### Task prompt
Copy out, unchanged, every line between the one containing "847, 380, 862]" and the one containing "248, 72, 263]", including both of those lines.
====================
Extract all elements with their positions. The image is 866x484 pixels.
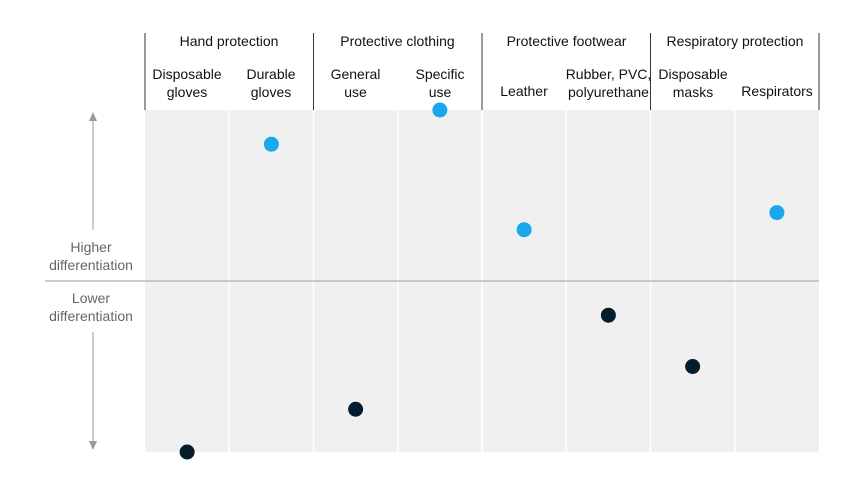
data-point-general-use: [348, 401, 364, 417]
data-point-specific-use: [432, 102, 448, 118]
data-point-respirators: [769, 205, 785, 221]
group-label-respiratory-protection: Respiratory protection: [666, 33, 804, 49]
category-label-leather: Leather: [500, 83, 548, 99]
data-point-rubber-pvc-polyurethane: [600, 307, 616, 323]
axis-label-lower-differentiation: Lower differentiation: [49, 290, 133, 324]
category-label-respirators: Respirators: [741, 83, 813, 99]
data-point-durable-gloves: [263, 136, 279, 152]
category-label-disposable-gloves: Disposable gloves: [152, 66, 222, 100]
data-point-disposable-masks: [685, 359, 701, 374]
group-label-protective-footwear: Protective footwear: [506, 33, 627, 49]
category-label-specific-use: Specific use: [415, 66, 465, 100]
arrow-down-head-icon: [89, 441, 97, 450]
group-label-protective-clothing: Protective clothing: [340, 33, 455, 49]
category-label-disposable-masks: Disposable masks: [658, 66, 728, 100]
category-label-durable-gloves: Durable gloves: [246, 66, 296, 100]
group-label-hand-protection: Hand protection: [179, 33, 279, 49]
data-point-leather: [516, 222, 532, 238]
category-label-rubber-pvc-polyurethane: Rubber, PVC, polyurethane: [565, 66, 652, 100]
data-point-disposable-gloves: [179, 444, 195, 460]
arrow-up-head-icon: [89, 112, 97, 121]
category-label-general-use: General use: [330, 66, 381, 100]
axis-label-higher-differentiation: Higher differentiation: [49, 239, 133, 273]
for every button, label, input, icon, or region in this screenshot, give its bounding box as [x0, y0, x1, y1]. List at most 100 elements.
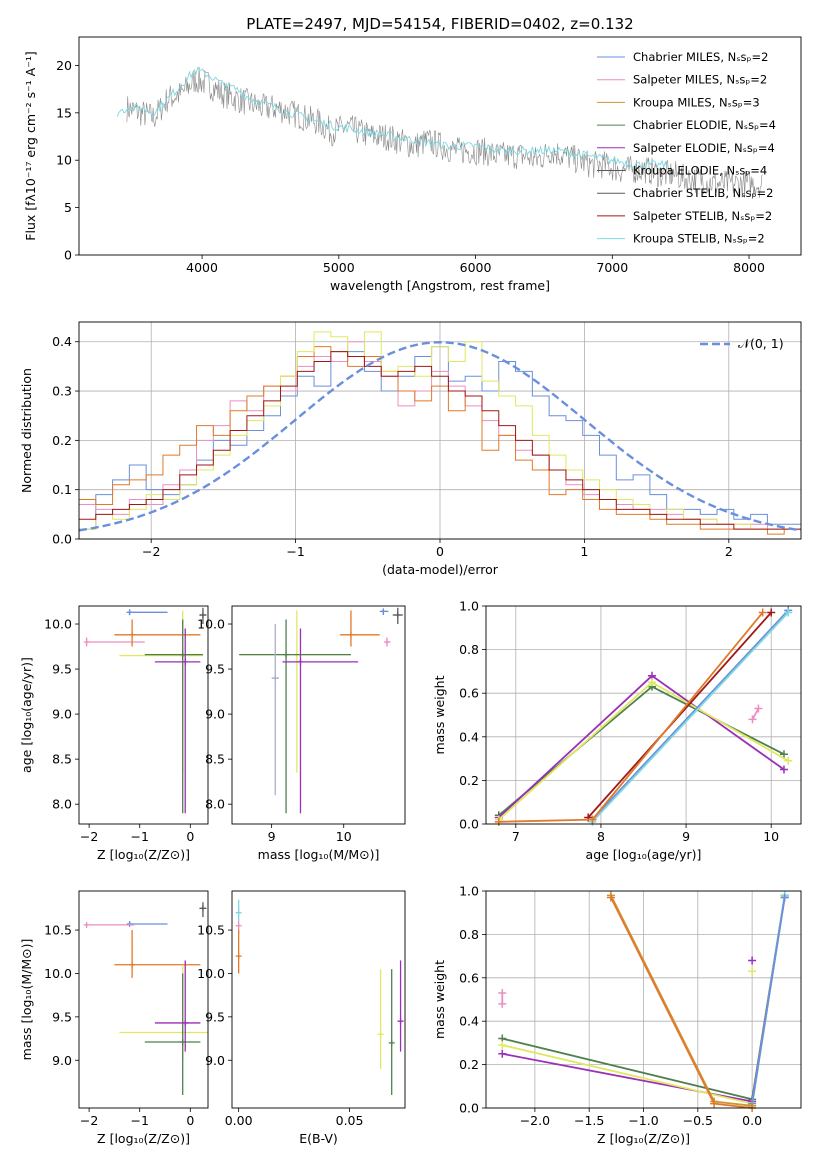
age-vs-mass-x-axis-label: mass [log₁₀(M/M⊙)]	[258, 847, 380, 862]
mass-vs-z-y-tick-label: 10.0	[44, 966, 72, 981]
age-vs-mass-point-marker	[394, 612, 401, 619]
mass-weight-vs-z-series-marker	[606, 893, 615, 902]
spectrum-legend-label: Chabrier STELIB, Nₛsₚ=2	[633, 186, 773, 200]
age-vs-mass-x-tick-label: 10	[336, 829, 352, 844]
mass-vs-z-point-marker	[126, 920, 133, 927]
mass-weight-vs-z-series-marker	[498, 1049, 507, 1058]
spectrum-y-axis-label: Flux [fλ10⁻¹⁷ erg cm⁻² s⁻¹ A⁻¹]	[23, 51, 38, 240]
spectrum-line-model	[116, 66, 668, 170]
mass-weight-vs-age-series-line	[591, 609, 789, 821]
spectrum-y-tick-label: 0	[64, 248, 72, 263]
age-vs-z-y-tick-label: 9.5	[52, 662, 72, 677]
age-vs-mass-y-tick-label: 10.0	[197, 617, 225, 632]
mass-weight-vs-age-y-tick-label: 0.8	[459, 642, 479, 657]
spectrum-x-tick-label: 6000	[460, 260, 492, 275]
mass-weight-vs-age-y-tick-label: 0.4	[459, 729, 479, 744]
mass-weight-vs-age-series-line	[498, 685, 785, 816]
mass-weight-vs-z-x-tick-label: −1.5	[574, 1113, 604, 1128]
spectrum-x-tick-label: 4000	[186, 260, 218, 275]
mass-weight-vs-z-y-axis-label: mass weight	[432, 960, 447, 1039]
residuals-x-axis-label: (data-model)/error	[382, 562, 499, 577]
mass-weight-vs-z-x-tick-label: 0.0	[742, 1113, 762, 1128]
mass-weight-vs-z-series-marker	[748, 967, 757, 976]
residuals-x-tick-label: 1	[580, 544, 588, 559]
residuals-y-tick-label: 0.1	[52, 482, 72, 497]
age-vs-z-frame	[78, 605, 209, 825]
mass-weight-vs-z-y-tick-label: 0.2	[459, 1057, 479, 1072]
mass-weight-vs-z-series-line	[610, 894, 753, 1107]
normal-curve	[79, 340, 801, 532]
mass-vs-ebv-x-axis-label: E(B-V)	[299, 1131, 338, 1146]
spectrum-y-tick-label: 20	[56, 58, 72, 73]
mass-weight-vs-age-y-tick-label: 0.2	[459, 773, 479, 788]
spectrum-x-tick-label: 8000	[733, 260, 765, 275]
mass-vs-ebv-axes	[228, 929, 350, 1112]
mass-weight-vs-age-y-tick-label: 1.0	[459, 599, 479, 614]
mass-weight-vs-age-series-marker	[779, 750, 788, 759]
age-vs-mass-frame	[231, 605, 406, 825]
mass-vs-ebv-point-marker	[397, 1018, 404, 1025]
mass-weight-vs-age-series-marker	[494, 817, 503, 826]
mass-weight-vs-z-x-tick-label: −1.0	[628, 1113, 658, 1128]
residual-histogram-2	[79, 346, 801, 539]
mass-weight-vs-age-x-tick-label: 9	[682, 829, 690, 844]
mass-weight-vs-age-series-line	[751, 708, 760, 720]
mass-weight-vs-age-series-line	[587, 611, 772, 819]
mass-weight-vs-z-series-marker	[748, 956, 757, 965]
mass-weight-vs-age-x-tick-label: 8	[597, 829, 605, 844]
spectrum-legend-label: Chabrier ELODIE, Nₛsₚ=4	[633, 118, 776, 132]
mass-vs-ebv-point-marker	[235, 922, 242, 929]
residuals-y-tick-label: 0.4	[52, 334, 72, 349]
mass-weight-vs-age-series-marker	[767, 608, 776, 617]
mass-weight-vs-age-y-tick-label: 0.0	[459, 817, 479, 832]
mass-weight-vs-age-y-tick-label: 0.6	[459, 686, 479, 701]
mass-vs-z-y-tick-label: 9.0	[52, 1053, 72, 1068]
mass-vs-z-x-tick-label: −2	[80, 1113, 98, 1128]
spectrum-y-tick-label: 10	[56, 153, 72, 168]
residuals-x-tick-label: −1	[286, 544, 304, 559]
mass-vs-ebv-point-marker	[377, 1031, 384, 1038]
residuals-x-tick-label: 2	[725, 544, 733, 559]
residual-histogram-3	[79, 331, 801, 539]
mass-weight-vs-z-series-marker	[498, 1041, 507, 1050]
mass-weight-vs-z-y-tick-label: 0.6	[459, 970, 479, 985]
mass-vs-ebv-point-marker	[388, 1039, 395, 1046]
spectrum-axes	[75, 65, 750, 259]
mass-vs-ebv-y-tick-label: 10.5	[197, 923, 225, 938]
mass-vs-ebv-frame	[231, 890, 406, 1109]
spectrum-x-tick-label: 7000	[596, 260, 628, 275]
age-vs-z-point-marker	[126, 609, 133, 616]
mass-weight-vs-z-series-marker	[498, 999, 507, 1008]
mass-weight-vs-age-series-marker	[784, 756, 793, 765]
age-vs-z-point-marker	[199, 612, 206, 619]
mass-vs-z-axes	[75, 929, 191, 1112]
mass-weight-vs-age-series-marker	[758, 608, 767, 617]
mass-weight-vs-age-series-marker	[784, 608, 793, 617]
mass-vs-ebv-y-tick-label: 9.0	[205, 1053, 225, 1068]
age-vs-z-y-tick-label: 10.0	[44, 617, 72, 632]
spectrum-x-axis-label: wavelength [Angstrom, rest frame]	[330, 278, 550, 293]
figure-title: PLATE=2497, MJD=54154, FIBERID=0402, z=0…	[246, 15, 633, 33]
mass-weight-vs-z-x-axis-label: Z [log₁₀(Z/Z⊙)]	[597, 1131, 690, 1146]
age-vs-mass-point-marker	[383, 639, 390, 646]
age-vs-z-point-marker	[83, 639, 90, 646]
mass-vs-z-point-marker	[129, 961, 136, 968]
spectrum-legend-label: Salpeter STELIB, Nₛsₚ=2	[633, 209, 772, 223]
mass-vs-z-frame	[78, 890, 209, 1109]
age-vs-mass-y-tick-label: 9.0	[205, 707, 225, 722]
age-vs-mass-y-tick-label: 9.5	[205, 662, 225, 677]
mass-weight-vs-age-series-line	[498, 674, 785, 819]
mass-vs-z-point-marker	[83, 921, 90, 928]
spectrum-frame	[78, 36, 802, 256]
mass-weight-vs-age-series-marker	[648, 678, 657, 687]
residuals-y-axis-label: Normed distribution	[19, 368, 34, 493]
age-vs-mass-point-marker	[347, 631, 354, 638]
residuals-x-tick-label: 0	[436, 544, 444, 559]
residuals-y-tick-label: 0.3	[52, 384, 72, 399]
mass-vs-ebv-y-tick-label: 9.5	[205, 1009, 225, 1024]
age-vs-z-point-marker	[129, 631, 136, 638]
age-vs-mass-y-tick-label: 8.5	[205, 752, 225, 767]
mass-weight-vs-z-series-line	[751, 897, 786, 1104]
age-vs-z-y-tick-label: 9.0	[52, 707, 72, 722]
====================
### Finished exercise
age-vs-mass-x-axis-label: mass [log₁₀(M/M⊙)]	[258, 847, 380, 862]
mass-vs-z-y-tick-label: 10.0	[44, 966, 72, 981]
age-vs-mass-point-marker	[394, 612, 401, 619]
mass-weight-vs-z-series-marker	[606, 893, 615, 902]
spectrum-legend-label: Chabrier STELIB, Nₛsₚ=2	[633, 186, 773, 200]
age-vs-mass-x-tick-label: 10	[336, 829, 352, 844]
mass-vs-z-point-marker	[126, 920, 133, 927]
mass-weight-vs-z-series-marker	[498, 1049, 507, 1058]
spectrum-y-axis-label: Flux [fλ10⁻¹⁷ erg cm⁻² s⁻¹ A⁻¹]	[23, 51, 38, 240]
spectrum-line-model	[116, 66, 668, 170]
mass-weight-vs-age-series-line	[591, 609, 789, 821]
spectrum-y-tick-label: 0	[64, 248, 72, 263]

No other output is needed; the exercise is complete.